## What is being asked
Track down every line below that holds "Distortion" and copy it.

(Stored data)
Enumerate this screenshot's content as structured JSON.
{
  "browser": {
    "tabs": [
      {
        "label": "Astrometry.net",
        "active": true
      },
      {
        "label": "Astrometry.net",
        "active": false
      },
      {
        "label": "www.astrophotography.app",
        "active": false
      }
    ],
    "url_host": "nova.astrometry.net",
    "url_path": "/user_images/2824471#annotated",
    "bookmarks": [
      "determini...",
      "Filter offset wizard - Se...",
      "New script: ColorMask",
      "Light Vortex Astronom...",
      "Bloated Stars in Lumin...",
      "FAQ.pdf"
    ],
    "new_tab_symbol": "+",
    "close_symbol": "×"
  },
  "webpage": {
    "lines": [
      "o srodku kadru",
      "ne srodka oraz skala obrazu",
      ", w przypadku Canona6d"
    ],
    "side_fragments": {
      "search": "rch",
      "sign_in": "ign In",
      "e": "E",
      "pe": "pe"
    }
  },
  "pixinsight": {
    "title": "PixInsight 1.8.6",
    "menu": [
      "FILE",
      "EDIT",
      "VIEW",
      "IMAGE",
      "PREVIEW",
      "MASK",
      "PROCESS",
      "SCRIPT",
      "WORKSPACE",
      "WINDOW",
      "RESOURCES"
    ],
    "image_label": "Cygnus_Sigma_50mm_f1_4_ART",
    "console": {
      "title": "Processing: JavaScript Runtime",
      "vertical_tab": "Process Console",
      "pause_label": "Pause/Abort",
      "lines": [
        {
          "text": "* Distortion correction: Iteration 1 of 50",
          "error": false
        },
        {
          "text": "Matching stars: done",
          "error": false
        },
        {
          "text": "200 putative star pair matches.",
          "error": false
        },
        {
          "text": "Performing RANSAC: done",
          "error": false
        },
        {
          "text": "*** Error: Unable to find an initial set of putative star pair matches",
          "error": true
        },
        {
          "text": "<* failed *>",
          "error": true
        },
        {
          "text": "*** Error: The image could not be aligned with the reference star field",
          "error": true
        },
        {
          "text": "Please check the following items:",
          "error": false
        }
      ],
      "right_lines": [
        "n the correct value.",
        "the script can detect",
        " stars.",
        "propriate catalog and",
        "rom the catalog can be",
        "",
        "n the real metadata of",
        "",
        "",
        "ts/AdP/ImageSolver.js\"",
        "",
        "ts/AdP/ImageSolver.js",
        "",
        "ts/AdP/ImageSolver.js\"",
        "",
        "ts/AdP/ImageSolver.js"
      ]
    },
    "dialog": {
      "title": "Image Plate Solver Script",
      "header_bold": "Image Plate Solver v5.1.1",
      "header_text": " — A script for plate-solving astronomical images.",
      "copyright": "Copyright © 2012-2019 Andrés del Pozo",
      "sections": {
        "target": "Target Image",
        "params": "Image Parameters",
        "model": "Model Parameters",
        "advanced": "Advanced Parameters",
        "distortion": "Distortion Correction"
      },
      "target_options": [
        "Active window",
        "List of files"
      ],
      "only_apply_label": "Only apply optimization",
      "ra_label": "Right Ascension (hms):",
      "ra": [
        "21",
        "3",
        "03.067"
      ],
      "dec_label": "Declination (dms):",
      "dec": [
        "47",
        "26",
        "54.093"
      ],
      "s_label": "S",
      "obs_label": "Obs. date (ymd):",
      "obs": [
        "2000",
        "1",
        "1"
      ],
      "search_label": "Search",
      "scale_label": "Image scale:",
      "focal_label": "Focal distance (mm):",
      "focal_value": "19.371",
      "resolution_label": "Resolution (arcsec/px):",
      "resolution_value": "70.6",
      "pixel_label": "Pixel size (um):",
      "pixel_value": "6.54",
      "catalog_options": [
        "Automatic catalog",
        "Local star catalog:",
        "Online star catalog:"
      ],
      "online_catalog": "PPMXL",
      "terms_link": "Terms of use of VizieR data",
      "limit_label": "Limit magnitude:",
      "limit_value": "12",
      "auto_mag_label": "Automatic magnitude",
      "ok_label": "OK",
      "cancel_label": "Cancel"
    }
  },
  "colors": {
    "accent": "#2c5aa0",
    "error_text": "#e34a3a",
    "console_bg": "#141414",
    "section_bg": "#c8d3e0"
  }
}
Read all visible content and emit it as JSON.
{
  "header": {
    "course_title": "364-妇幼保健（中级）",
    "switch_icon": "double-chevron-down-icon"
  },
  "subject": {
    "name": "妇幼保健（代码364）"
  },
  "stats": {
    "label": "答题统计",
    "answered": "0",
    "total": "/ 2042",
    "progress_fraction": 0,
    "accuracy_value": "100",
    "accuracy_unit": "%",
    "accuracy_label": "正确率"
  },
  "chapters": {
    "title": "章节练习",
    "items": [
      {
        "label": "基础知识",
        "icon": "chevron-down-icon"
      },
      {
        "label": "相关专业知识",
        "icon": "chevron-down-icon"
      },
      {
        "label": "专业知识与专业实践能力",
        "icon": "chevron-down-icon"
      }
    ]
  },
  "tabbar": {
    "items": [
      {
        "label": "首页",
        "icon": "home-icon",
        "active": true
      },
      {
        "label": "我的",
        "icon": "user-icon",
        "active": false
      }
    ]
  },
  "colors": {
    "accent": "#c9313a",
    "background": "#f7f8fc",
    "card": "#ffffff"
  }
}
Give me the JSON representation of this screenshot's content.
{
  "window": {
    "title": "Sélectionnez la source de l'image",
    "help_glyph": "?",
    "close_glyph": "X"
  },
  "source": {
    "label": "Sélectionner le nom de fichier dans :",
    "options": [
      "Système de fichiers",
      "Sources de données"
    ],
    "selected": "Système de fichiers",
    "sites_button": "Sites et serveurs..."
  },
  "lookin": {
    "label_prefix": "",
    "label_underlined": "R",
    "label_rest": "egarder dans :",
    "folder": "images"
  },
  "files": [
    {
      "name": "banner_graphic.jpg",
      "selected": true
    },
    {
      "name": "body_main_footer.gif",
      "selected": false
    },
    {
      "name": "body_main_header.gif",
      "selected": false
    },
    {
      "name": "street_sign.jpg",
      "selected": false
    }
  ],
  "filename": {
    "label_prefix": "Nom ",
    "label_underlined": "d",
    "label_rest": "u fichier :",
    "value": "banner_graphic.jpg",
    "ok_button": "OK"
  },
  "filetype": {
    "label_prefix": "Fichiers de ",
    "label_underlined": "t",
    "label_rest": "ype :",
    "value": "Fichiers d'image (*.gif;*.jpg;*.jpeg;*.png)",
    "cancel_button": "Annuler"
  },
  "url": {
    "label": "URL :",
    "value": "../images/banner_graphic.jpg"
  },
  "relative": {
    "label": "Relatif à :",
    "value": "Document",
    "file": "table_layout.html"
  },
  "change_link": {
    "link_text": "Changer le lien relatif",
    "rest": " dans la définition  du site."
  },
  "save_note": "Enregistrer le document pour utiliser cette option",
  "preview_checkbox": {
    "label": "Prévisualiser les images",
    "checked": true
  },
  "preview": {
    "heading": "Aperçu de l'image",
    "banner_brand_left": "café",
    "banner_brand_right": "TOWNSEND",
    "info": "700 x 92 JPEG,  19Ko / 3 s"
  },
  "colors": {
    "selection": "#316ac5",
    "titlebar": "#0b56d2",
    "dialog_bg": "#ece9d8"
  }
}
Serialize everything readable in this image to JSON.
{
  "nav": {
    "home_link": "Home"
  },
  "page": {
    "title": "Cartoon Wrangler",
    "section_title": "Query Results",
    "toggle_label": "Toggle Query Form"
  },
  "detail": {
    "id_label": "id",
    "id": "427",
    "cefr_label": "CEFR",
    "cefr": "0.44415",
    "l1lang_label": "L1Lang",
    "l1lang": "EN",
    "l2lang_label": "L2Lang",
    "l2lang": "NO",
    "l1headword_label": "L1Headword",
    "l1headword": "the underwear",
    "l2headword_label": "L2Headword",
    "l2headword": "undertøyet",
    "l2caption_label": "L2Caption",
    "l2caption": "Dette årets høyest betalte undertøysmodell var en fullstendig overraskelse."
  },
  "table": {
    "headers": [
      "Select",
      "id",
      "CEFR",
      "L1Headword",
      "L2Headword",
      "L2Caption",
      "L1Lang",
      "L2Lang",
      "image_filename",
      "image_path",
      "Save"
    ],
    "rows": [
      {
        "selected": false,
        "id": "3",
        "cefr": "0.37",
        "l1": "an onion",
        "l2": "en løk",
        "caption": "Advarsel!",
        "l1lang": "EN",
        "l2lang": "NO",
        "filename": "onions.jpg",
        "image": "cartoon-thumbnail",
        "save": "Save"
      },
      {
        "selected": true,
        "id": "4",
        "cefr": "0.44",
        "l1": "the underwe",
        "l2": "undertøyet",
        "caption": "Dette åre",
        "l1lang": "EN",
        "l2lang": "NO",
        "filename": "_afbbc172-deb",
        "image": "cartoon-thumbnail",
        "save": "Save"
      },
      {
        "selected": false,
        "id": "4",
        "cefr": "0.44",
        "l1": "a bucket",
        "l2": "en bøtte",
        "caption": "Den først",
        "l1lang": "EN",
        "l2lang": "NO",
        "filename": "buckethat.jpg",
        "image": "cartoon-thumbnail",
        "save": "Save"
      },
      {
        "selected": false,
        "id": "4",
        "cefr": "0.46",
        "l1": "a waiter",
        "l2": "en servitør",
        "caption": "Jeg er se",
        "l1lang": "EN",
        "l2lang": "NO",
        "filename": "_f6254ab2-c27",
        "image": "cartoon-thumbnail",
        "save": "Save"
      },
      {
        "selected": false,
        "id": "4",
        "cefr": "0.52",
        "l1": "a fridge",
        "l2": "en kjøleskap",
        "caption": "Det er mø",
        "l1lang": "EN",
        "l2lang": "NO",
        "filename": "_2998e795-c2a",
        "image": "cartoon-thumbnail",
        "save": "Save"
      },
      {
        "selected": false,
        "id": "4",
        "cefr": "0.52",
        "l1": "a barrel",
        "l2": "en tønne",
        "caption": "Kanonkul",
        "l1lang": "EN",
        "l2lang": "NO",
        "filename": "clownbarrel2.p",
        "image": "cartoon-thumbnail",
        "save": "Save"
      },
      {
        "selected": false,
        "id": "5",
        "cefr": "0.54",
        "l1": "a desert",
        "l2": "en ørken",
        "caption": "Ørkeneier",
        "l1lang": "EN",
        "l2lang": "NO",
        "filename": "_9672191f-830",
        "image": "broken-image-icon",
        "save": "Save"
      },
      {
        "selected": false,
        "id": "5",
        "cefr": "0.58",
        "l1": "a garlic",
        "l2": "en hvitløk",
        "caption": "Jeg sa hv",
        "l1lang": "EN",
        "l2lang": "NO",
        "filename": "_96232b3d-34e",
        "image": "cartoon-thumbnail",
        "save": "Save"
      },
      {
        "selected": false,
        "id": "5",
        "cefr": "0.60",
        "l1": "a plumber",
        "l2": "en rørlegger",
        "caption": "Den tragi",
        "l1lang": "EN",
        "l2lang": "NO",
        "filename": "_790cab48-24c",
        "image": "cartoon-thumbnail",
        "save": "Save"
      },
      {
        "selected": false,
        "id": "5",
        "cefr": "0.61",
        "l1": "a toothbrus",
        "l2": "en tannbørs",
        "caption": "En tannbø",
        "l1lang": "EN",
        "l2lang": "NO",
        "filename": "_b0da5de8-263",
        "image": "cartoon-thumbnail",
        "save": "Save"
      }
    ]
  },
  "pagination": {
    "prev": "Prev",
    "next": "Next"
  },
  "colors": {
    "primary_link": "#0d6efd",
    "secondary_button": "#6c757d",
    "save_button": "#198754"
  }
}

## Answer to the task
          "text": "* Distortion correction: Iteration 1 of 50",
        "distortion": "Distortion Correction"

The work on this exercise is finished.